#### Goal
Reproduce all of the data word for word.

#### Available records
┄┄┄┄┄┄┄┄┄┄
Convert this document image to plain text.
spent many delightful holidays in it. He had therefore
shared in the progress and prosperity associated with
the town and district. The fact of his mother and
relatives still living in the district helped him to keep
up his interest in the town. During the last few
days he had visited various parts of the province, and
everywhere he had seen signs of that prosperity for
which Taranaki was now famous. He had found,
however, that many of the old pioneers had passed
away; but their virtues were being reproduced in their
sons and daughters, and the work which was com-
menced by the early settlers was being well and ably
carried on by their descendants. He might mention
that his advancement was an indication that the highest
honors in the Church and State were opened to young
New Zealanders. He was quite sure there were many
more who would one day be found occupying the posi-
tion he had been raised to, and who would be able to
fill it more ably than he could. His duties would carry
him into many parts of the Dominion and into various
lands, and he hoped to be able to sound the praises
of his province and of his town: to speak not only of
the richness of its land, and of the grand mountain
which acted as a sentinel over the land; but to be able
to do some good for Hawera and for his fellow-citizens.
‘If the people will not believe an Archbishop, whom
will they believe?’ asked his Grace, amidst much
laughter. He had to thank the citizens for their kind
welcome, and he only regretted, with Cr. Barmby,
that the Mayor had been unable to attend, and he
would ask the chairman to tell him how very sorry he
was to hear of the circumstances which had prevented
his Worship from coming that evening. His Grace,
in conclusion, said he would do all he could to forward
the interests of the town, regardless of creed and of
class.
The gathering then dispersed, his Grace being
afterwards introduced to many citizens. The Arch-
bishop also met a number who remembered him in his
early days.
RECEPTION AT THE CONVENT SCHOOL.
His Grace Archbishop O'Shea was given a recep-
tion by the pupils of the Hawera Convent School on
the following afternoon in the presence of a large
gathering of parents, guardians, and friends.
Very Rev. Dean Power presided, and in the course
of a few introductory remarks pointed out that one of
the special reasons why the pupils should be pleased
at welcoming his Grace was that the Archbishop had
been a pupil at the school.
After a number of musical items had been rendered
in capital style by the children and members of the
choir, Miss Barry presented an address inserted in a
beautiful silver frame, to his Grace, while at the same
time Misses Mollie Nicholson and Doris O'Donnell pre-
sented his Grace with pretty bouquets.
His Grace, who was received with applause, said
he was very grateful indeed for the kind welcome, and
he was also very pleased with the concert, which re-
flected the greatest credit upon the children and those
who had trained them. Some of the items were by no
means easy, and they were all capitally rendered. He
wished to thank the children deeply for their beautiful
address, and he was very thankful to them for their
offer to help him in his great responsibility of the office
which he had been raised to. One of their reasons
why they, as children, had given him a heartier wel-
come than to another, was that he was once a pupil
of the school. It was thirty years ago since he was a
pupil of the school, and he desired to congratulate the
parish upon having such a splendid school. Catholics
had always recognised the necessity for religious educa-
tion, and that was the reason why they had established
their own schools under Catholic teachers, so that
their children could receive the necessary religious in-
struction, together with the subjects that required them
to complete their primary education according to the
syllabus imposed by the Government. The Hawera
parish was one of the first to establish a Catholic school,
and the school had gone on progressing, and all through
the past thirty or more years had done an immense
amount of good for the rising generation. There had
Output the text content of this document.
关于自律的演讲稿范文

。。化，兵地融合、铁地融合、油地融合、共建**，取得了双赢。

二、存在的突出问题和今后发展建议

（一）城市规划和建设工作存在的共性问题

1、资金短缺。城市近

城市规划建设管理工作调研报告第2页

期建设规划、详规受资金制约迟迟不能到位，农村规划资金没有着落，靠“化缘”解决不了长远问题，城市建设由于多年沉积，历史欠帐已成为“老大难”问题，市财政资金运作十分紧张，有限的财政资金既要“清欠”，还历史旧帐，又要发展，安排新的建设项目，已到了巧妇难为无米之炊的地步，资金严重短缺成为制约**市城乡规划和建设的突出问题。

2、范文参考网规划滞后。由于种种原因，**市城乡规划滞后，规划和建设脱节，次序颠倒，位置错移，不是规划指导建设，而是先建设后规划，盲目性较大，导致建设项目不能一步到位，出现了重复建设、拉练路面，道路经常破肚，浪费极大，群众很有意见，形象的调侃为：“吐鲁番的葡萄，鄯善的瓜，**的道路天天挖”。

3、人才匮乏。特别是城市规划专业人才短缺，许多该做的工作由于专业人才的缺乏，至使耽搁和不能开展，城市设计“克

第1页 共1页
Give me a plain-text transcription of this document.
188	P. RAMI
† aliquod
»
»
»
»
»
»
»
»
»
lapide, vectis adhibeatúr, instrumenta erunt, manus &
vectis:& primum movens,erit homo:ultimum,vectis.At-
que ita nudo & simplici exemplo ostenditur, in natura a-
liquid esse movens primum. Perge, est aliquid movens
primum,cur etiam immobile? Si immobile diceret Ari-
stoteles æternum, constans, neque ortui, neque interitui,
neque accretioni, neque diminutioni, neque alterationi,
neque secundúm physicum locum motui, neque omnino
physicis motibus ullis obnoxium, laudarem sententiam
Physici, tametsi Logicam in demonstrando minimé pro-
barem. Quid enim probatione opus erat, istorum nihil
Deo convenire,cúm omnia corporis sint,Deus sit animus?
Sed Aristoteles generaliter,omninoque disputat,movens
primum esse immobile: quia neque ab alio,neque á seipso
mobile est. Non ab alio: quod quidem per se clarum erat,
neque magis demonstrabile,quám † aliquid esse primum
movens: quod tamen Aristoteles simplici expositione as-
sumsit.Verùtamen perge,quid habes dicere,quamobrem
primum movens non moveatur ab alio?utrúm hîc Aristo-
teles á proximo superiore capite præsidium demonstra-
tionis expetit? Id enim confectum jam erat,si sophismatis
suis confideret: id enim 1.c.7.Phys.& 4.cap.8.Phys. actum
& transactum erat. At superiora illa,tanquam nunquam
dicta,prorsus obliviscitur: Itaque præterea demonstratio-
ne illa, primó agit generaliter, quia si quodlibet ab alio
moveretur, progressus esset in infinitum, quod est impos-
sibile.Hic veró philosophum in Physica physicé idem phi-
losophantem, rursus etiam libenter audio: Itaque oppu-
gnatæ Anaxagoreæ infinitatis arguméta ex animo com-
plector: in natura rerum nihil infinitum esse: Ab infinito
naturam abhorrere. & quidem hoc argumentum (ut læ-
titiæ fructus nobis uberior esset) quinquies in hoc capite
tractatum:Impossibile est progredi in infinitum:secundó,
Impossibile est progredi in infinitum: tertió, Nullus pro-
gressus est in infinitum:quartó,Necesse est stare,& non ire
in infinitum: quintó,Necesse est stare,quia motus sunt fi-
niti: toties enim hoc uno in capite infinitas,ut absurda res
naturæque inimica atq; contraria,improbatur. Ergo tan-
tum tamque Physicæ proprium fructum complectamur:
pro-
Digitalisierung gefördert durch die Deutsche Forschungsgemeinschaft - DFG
┄┄┄┄┄┄┄┄┄┄
#### Task response
Convert this document image to plain text.
spent many delightful holidays in it. He had therefore
shared in the progress and prosperity associated with
the town and district. The fact of his mother and
relatives still living in the district helped him to keep
up his interest in the town. During the last few
days he had visited various parts of the province, and
everywhere he had seen signs of that prosperity for
which Taranaki was now famous. He had found,
however, that many of the old pioneers had passed
away; but their virtues were being reproduced in their
sons and daughters, and the work which was com-
menced by the early settlers was being well and ably
carried on by their descendants. He might mention
that his advancement was an indication that the highest
honors in the Church and State were opened to young
New Zealanders. He was quite sure there were many
more who would one day be found occupying the posi-
tion he had been raised to, and who would be able to
fill it more ably than he could. His duties would carry
him into many parts of the Dominion and into various
lands, and he hoped to be able to sound the praises
of his province and of his town: to speak not only of
the richness of its land, and of the grand mountain
which acted as a sentinel over the land; but to be able
to do some good for Hawera and for his fellow-citizens.
‘If the people will not believe an Archbishop, whom
will they believe?’ asked his Grace, amidst much
laughter. He had to thank the citizens for their kind
welcome, and he only regretted, with Cr. Barmby,
that the Mayor had been unable to attend, and he
would ask the chairman to tell him how very sorry he
was to hear of the circumstances which had prevented
his Worship from coming that evening. His Grace,
in conclusion, said he would do all he could to forward
the interests of the town, regardless of creed and of
class.
The gathering then dispersed, his Grace being
afterwards introduced to many citizens. The Arch-
bishop also met a number who remembered him in his
early days.
RECEPTION AT THE CONVENT SCHOOL.
His Grace Archbishop O'Shea was given a recep-
tion by the pupils of the Hawera Convent School on
the following afternoon in the presence of a large
gathering of parents, guardians, and friends.
Very Rev. Dean Power presided, and in the course
of a few introductory remarks pointed out that one of
the special reasons why the pupils should be pleased
at welcoming his Grace was that the Archbishop had
been a pupil at the school.
After a number of musical items had been rendered
in capital style by the children and members of the
choir, Miss Barry presented an address inserted in a
beautiful silver frame, to his Grace, while at the same
time Misses Mollie Nicholson and Doris O'Donnell pre-
sented his Grace with pretty bouquets.
His Grace, who was received with applause, said
he was very grateful indeed for the kind welcome, and
he was also very pleased with the concert, which re-
flected the greatest credit upon the children and those
who had trained them. Some of the items were by no
means easy, and they were all capitally rendered. He
wished to thank the children deeply for their beautiful
address, and he was very thankful to them for their
offer to help him in his great responsibility of the office
which he had been raised to. One of their reasons
why they, as children, had given him a heartier wel-
come than to another, was that he was once a pupil
of the school. It was thirty years ago since he was a
pupil of the school, and he desired to congratulate the
parish upon having such a splendid school. Catholics
had always recognised the necessity for religious educa-
tion, and that was the reason why they had established
their own schools under Catholic teachers, so that
their children could receive the necessary religious in-
struction, together with the subjects that required them
to complete their primary education according to the
syllabus imposed by the Government. The Hawera
parish was one of the first to establish a Catholic school,
and the school had gone on progressing, and all through
the past thirty or more years had done an immense
amount of good for the rising generation. There had
Output the text content of this document.
关于自律的演讲稿范文

。。化，兵地融合、铁地融合、油地融合、共建**，取得了双赢。

二、存在的突出问题和今后发展建议

（一）城市规划和建设工作存在的共性问题

1、资金短缺。城市近

城市规划建设管理工作调研报告第2页

期建设规划、详规受资金制约迟迟不能到位，农村规划资金没有着落，靠“化缘”解决不了长远问题，城市建设由于多年沉积，历史欠帐已成为“老大难”问题，市财政资金运作十分紧张，有限的财政资金既要“清欠”，还历史旧帐，又要发展，安排新的建设项目，已到了巧妇难为无米之炊的地步，资金严重短缺成为制约**市城乡规划和建设的突出问题。

2、范文参考网规划滞后。由于种种原因，**市城乡规划滞后，规划和建设脱节，次序颠倒，位置错移，不是规划指导建设，而是先建设后规划，盲目性较大，导致建设项目不能一步到位，出现了重复建设、拉练路面，道路经常破肚，浪费极大，群众很有意见，形象的调侃为：“吐鲁番的葡萄，鄯善的瓜，**的道路天天挖”。

3、人才匮乏。特别是城市规划专业人才短缺，许多该做的工作由于专业人才的缺乏，至使耽搁和不能开展，城市设计“克

第1页 共1页
Give me a plain-text transcription of this document.
188	P. RAMI
† aliquod
»
»
»
»
»
»
»
»
»
lapide, vectis adhibeatúr, instrumenta erunt, manus &
vectis:& primum movens,erit homo:ultimum,vectis.At-
que ita nudo & simplici exemplo ostenditur, in natura a-
liquid esse movens primum. Perge, est aliquid movens
primum,cur etiam immobile? Si immobile diceret Ari-
stoteles æternum, constans, neque ortui, neque interitui,
neque accretioni, neque diminutioni, neque alterationi,
neque secundúm physicum locum motui, neque omnino
physicis motibus ullis obnoxium, laudarem sententiam
Physici, tametsi Logicam in demonstrando minimé pro-
barem. Quid enim probatione opus erat, istorum nihil
Deo convenire,cúm omnia corporis sint,Deus sit animus?
Sed Aristoteles generaliter,omninoque disputat,movens
primum esse immobile: quia neque ab alio,neque á seipso
mobile est. Non ab alio: quod quidem per se clarum erat,
neque magis demonstrabile,quám † aliquid esse primum
movens: quod tamen Aristoteles simplici expositione as-
sumsit.Verùtamen perge,quid habes dicere,quamobrem
primum movens non moveatur ab alio?utrúm hîc Aristo-
teles á proximo superiore capite præsidium demonstra-
tionis expetit? Id enim confectum jam erat,si sophismatis
suis confideret: id enim 1.c.7.Phys.& 4.cap.8.Phys. actum
& transactum erat. At superiora illa,tanquam nunquam
dicta,prorsus obliviscitur: Itaque præterea demonstratio-
ne illa, primó agit generaliter, quia si quodlibet ab alio
moveretur, progressus esset in infinitum, quod est impos-
sibile.Hic veró philosophum in Physica physicé idem phi-
losophantem, rursus etiam libenter audio: Itaque oppu-
gnatæ Anaxagoreæ infinitatis arguméta ex animo com-
plector: in natura rerum nihil infinitum esse: Ab infinito
naturam abhorrere. & quidem hoc argumentum (ut læ-
titiæ fructus nobis uberior esset) quinquies in hoc capite
tractatum:Impossibile est progredi in infinitum:secundó,
Impossibile est progredi in infinitum: tertió, Nullus pro-
gressus est in infinitum:quartó,Necesse est stare,& non ire
in infinitum: quintó,Necesse est stare,quia motus sunt fi-
niti: toties enim hoc uno in capite infinitas,ut absurda res
naturæque inimica atq; contraria,improbatur. Ergo tan-
tum tamque Physicæ proprium fructum complectamur:
pro-
Digitalisierung gefördert durch die Deutsche Forschungsgemeinschaft - DFG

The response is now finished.